(Stored entries)
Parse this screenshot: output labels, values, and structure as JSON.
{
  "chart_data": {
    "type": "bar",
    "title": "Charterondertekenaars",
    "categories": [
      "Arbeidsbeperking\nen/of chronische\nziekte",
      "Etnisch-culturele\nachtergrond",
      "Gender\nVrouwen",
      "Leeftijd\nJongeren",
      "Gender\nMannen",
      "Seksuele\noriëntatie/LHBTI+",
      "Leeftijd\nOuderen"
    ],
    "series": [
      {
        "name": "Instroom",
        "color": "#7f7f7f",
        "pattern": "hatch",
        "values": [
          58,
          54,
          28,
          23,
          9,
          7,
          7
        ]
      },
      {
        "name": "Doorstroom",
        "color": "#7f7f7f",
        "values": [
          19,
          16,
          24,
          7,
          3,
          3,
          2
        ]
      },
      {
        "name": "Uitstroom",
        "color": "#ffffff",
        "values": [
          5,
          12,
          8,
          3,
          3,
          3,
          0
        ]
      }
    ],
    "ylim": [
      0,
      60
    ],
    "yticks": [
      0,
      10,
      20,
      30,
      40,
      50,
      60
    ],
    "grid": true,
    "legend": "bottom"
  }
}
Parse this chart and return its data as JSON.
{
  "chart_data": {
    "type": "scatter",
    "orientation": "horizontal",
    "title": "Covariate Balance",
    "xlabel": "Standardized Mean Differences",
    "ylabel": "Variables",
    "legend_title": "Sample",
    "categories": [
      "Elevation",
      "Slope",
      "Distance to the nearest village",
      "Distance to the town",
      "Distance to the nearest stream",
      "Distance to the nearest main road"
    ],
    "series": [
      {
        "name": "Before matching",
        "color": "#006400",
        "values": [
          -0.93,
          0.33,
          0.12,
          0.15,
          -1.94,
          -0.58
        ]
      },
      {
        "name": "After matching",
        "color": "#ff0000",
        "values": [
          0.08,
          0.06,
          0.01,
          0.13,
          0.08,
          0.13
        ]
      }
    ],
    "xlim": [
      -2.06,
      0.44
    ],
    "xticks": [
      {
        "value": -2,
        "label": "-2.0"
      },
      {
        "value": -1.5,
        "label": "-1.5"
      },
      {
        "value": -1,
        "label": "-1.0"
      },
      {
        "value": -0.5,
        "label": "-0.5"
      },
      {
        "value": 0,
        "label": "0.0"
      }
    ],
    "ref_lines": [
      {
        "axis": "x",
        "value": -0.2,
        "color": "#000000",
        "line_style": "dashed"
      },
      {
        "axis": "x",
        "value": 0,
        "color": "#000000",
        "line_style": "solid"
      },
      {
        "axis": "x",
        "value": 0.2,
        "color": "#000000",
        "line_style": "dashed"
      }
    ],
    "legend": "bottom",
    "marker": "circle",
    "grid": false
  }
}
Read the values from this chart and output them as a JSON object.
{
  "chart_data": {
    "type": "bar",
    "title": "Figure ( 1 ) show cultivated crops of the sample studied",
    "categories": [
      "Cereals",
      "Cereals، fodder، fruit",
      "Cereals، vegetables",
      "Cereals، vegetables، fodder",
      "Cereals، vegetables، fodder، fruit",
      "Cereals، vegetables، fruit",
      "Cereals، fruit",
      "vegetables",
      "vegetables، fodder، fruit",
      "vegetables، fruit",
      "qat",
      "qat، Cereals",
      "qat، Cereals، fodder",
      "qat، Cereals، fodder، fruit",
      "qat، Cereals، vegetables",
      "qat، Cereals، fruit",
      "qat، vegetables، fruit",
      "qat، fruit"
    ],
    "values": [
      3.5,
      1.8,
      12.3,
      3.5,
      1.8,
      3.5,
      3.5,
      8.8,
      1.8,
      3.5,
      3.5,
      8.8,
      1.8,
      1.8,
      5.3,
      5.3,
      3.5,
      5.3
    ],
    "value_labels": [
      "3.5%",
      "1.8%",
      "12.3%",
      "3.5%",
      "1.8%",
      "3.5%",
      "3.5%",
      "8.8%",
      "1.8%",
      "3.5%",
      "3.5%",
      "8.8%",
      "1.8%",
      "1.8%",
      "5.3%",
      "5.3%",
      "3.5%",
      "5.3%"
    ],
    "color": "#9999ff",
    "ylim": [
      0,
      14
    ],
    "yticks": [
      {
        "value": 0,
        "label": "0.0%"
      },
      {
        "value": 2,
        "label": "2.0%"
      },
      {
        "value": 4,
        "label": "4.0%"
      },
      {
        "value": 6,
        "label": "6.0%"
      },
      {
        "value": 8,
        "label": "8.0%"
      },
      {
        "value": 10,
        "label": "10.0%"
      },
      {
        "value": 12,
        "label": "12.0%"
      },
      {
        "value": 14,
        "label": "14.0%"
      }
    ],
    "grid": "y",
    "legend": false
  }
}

• **Directions**:
Copy all lines in the listing above where the string "Distance" appears.

• **Correct output**:
      "Distance to the nearest village",
      "Distance to the town",
      "Distance to the nearest stream",
      "Distance to the nearest main road"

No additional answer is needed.